> Task brief
Retype each record shown below, leaving every character as it is.

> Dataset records
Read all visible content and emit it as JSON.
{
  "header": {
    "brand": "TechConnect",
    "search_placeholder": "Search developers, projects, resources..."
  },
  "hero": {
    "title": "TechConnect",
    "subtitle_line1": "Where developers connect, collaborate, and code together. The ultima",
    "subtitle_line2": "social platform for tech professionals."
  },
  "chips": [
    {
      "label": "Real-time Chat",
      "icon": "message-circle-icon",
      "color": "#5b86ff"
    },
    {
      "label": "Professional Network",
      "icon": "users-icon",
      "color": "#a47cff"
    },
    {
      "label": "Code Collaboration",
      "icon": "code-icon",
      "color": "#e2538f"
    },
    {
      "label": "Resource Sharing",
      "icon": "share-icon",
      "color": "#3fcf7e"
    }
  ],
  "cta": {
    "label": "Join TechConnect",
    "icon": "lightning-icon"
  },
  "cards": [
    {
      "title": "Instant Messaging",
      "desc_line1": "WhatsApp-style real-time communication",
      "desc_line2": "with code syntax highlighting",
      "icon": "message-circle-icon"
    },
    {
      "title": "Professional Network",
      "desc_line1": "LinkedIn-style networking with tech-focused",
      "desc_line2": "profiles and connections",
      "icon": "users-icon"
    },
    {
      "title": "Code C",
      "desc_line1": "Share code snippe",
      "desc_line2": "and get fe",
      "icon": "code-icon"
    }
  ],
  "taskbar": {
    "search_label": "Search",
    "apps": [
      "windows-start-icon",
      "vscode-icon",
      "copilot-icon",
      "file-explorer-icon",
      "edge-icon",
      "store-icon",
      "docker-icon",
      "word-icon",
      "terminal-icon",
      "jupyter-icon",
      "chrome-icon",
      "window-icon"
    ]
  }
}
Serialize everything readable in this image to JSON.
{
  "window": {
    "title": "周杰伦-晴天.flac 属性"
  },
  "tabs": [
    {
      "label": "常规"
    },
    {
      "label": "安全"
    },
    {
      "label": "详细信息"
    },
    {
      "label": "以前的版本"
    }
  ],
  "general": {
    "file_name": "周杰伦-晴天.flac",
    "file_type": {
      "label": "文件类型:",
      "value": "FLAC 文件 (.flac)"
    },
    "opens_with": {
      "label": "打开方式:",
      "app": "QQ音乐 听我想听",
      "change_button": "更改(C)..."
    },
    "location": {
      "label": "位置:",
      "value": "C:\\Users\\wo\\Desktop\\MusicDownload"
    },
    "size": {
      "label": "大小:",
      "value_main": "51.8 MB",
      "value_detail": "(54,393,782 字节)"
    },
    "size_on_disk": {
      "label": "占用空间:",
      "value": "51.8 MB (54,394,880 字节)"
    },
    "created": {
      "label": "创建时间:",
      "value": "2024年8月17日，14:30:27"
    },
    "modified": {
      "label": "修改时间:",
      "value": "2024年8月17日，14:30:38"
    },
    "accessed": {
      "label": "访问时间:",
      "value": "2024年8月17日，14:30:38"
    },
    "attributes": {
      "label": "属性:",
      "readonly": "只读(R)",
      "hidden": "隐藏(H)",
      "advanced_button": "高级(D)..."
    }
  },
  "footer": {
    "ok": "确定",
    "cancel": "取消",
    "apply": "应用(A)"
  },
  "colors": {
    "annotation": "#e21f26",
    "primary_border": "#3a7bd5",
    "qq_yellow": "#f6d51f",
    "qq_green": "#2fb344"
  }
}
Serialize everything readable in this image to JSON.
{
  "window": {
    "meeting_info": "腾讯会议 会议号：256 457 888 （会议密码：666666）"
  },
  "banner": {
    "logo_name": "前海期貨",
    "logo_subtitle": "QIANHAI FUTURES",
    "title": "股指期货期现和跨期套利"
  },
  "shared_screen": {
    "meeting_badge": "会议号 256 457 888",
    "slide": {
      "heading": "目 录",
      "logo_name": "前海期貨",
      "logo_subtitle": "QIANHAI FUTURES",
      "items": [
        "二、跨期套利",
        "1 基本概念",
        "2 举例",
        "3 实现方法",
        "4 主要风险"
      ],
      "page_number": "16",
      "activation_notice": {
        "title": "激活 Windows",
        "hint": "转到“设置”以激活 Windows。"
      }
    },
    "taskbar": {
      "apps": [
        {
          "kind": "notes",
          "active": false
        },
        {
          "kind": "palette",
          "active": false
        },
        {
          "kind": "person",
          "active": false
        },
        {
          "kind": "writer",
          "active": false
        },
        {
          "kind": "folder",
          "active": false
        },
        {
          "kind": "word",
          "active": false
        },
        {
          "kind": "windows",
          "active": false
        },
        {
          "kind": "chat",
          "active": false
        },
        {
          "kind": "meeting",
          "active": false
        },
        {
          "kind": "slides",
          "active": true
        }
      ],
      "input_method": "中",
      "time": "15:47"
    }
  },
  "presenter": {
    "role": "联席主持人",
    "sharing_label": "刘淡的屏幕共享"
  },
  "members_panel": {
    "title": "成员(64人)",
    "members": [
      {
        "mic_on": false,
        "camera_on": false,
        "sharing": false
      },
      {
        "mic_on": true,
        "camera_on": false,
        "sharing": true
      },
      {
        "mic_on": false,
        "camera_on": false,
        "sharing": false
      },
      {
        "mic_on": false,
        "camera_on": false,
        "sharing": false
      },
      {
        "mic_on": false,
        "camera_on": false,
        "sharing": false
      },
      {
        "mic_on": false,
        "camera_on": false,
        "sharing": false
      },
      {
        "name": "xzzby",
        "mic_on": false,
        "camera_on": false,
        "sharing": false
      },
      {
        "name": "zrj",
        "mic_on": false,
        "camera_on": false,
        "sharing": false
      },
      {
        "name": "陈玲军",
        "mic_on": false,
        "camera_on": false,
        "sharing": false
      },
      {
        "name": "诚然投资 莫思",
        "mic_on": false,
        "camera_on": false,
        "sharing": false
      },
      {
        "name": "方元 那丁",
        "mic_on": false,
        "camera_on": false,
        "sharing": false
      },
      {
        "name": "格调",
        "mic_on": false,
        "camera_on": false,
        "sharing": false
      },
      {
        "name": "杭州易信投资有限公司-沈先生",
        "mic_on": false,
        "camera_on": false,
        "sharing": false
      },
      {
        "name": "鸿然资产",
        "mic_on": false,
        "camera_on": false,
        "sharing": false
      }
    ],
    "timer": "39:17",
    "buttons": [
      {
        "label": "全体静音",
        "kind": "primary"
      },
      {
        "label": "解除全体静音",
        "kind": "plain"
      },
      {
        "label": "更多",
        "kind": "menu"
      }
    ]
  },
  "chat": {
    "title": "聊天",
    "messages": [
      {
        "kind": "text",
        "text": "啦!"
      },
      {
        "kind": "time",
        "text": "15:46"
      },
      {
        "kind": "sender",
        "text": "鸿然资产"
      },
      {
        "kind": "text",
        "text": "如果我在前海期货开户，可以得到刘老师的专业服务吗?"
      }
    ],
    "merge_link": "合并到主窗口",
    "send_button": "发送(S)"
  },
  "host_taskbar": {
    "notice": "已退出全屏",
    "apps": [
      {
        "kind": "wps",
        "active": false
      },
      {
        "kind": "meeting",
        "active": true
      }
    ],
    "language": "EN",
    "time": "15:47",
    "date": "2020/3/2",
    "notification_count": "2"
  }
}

> Expected output
Read all visible content and emit it as JSON.
{
  "header": {
    "brand": "TechConnect",
    "search_placeholder": "Search developers, projects, resources..."
  },
  "hero": {
    "title": "TechConnect",
    "subtitle_line1": "Where developers connect, collaborate, and code together. The ultima",
    "subtitle_line2": "social platform for tech professionals."
  },
  "chips": [
    {
      "label": "Real-time Chat",
      "icon": "message-circle-icon",
      "color": "#5b86ff"
    },
    {
      "label": "Professional Network",
      "icon": "users-icon",
      "color": "#a47cff"
    },
    {
      "label": "Code Collaboration",
      "icon": "code-icon",
      "color": "#e2538f"
    },
    {
      "label": "Resource Sharing",
      "icon": "share-icon",
      "color": "#3fcf7e"
    }
  ],
  "cta": {
    "label": "Join TechConnect",
    "icon": "lightning-icon"
  },
  "cards": [
    {
      "title": "Instant Messaging",
      "desc_line1": "WhatsApp-style real-time communication",
      "desc_line2": "with code syntax highlighting",
      "icon": "message-circle-icon"
    },
    {
      "title": "Professional Network",
      "desc_line1": "LinkedIn-style networking with tech-focused",
      "desc_line2": "profiles and connections",
      "icon": "users-icon"
    },
    {
      "title": "Code C",
      "desc_line1": "Share code snippe",
      "desc_line2": "and get fe",
      "icon": "code-icon"
    }
  ],
  "taskbar": {
    "search_label": "Search",
    "apps": [
      "windows-start-icon",
      "vscode-icon",
      "copilot-icon",
      "file-explorer-icon",
      "edge-icon",
      "store-icon",
      "docker-icon",
      "word-icon",
      "terminal-icon",
      "jupyter-icon",
      "chrome-icon",
      "window-icon"
    ]
  }
}
Serialize everything readable in this image to JSON.
{
  "window": {
    "title": "周杰伦-晴天.flac 属性"
  },
  "tabs": [
    {
      "label": "常规"
    },
    {
      "label": "安全"
    },
    {
      "label": "详细信息"
    },
    {
      "label": "以前的版本"
    }
  ],
  "general": {
    "file_name": "周杰伦-晴天.flac",
    "file_type": {
      "label": "文件类型:",
      "value": "FLAC 文件 (.flac)"
    },
    "opens_with": {
      "label": "打开方式:",
      "app": "QQ音乐 听我想听",
      "change_button": "更改(C)..."
    },
    "location": {
      "label": "位置:",
      "value": "C:\\Users\\wo\\Desktop\\MusicDownload"
    },
    "size": {
      "label": "大小:",
      "value_main": "51.8 MB",
      "value_detail": "(54,393,782 字节)"
    },
    "size_on_disk": {
      "label": "占用空间:",
      "value": "51.8 MB (54,394,880 字节)"
    },
    "created": {
      "label": "创建时间:",
      "value": "2024年8月17日，14:30:27"
    },
    "modified": {
      "label": "修改时间:",
      "value": "2024年8月17日，14:30:38"
    },
    "accessed": {
      "label": "访问时间:",
      "value": "2024年8月17日，14:30:38"
    },
    "attributes": {
      "label": "属性:",
      "readonly": "只读(R)",
      "hidden": "隐藏(H)",
      "advanced_button": "高级(D)..."
    }
  },
  "footer": {
    "ok": "确定",
    "cancel": "取消",
    "apply": "应用(A)"
  },
  "colors": {
    "annotation": "#e21f26",
    "primary_border": "#3a7bd5",
    "qq_yellow": "#f6d51f",
    "qq_green": "#2fb344"
  }
}
Serialize everything readable in this image to JSON.
{
  "window": {
    "meeting_info": "腾讯会议 会议号：256 457 888 （会议密码：666666）"
  },
  "banner": {
    "logo_name": "前海期貨",
    "logo_subtitle": "QIANHAI FUTURES",
    "title": "股指期货期现和跨期套利"
  },
  "shared_screen": {
    "meeting_badge": "会议号 256 457 888",
    "slide": {
      "heading": "目 录",
      "logo_name": "前海期貨",
      "logo_subtitle": "QIANHAI FUTURES",
      "items": [
        "二、跨期套利",
        "1 基本概念",
        "2 举例",
        "3 实现方法",
        "4 主要风险"
      ],
      "page_number": "16",
      "activation_notice": {
        "title": "激活 Windows",
        "hint": "转到“设置”以激活 Windows。"
      }
    },
    "taskbar": {
      "apps": [
        {
          "kind": "notes",
          "active": false
        },
        {
          "kind": "palette",
          "active": false
        },
        {
          "kind": "person",
          "active": false
        },
        {
          "kind": "writer",
          "active": false
        },
        {
          "kind": "folder",
          "active": false
        },
        {
          "kind": "word",
          "active": false
        },
        {
          "kind": "windows",
          "active": false
        },
        {
          "kind": "chat",
          "active": false
        },
        {
          "kind": "meeting",
          "active": false
        },
        {
          "kind": "slides",
          "active": true
        }
      ],
      "input_method": "中",
      "time": "15:47"
    }
  },
  "presenter": {
    "role": "联席主持人",
    "sharing_label": "刘淡的屏幕共享"
  },
  "members_panel": {
    "title": "成员(64人)",
    "members": [
      {
        "mic_on": false,
        "camera_on": false,
        "sharing": false
      },
      {
        "mic_on": true,
        "camera_on": false,
        "sharing": true
      },
      {
        "mic_on": false,
        "camera_on": false,
        "sharing": false
      },
      {
        "mic_on": false,
        "camera_on": false,
        "sharing": false
      },
      {
        "mic_on": false,
        "camera_on": false,
        "sharing": false
      },
      {
        "mic_on": false,
        "camera_on": false,
        "sharing": false
      },
      {
        "name": "xzzby",
        "mic_on": false,
        "camera_on": false,
        "sharing": false
      },
      {
        "name": "zrj",
        "mic_on": false,
        "camera_on": false,
        "sharing": false
      },
      {
        "name": "陈玲军",
        "mic_on": false,
        "camera_on": false,
        "sharing": false
      },
      {
        "name": "诚然投资 莫思",
        "mic_on": false,
        "camera_on": false,
        "sharing": false
      },
      {
        "name": "方元 那丁",
        "mic_on": false,
        "camera_on": false,
        "sharing": false
      },
      {
        "name": "格调",
        "mic_on": false,
        "camera_on": false,
        "sharing": false
      },
      {
        "name": "杭州易信投资有限公司-沈先生",
        "mic_on": false,
        "camera_on": false,
        "sharing": false
      },
      {
        "name": "鸿然资产",
        "mic_on": false,
        "camera_on": false,
        "sharing": false
      }
    ],
    "timer": "39:17",
    "buttons": [
      {
        "label": "全体静音",
        "kind": "primary"
      },
      {
        "label": "解除全体静音",
        "kind": "plain"
      },
      {
        "label": "更多",
        "kind": "menu"
      }
    ]
  },
  "chat": {
    "title": "聊天",
    "messages": [
      {
        "kind": "text",
        "text": "啦!"
      },
      {
        "kind": "time",
        "text": "15:46"
      },
      {
        "kind": "sender",
        "text": "鸿然资产"
      },
      {
        "kind": "text",
        "text": "如果我在前海期货开户，可以得到刘老师的专业服务吗?"
      }
    ],
    "merge_link": "合并到主窗口",
    "send_button": "发送(S)"
  },
  "host_taskbar": {
    "notice": "已退出全屏",
    "apps": [
      {
        "kind": "wps",
        "active": false
      },
      {
        "kind": "meeting",
        "active": true
      }
    ],
    "language": "EN",
    "time": "15:47",
    "date": "2020/3/2",
    "notification_count": "2"
  }
}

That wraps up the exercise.